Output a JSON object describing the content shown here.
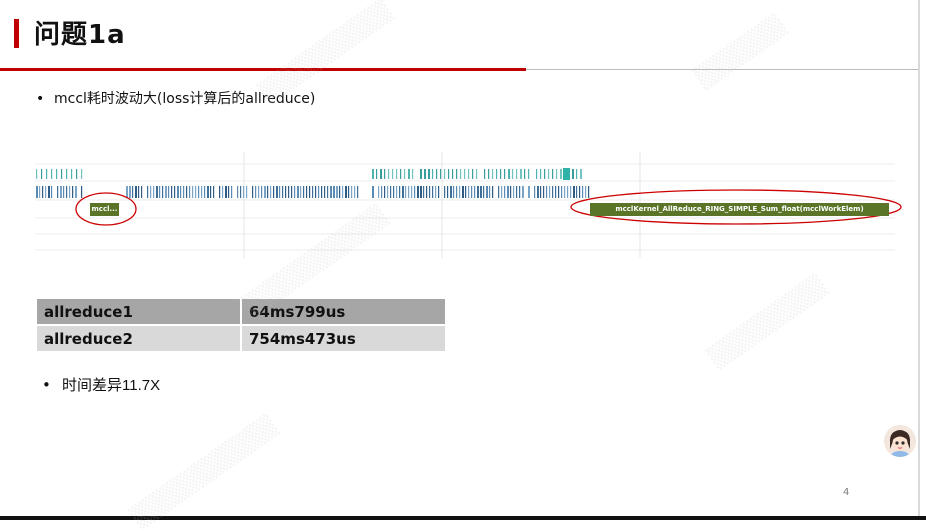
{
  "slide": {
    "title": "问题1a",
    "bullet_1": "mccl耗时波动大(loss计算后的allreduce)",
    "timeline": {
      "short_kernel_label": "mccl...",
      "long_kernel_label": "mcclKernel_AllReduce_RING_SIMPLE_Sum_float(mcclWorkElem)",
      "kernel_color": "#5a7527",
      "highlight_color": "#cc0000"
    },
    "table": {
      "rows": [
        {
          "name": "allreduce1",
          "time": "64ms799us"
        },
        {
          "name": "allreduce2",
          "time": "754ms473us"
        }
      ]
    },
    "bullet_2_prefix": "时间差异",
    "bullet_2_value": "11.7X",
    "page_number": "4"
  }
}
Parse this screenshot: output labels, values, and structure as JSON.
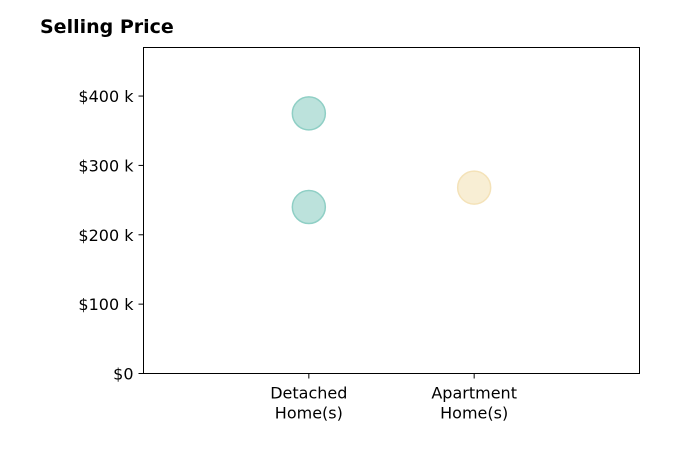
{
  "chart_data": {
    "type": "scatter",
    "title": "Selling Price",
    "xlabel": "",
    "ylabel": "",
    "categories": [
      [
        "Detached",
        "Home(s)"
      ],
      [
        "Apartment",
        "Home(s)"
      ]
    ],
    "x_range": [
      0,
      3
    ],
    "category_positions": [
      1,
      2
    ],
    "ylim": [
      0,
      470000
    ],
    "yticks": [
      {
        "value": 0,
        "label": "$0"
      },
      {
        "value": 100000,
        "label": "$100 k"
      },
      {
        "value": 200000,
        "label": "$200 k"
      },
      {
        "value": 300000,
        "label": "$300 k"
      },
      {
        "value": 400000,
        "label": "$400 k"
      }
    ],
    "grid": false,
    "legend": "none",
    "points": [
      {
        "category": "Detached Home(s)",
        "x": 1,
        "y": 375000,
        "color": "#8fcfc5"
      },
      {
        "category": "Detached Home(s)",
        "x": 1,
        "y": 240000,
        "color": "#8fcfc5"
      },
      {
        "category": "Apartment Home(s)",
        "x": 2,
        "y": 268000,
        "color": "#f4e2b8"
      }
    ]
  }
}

--------------------------------

• INSTRUCTION: Your copy should match the records word for word, with the pictures removed.

• COMPLETE RESPONSE:
Output a JSON object describing the content shown here.
{
  "slide": {
    "title": "问题1a",
    "bullet_1": "mccl耗时波动大(loss计算后的allreduce)",
    "timeline": {
      "short_kernel_label": "mccl...",
      "long_kernel_label": "mcclKernel_AllReduce_RING_SIMPLE_Sum_float(mcclWorkElem)",
      "kernel_color": "#5a7527",
      "highlight_color": "#cc0000"
    },
    "table": {
      "rows": [
        {
          "name": "allreduce1",
          "time": "64ms799us"
        },
        {
          "name": "allreduce2",
          "time": "754ms473us"
        }
      ]
    },
    "bullet_2_prefix": "时间差异",
    "bullet_2_value": "11.7X",
    "page_number": "4"
  }
}
Parse this screenshot: output labels, values, and structure as JSON.
{
  "chart_data": {
    "type": "scatter",
    "title": "Selling Price",
    "xlabel": "",
    "ylabel": "",
    "categories": [
      [
        "Detached",
        "Home(s)"
      ],
      [
        "Apartment",
        "Home(s)"
      ]
    ],
    "x_range": [
      0,
      3
    ],
    "category_positions": [
      1,
      2
    ],
    "ylim": [
      0,
      470000
    ],
    "yticks": [
      {
        "value": 0,
        "label": "$0"
      },
      {
        "value": 100000,
        "label": "$100 k"
      },
      {
        "value": 200000,
        "label": "$200 k"
      },
      {
        "value": 300000,
        "label": "$300 k"
      },
      {
        "value": 400000,
        "label": "$400 k"
      }
    ],
    "grid": false,
    "legend": "none",
    "points": [
      {
        "category": "Detached Home(s)",
        "x": 1,
        "y": 375000,
        "color": "#8fcfc5"
      },
      {
        "category": "Detached Home(s)",
        "x": 1,
        "y": 240000,
        "color": "#8fcfc5"
      },
      {
        "category": "Apartment Home(s)",
        "x": 2,
        "y": 268000,
        "color": "#f4e2b8"
      }
    ]
  }
}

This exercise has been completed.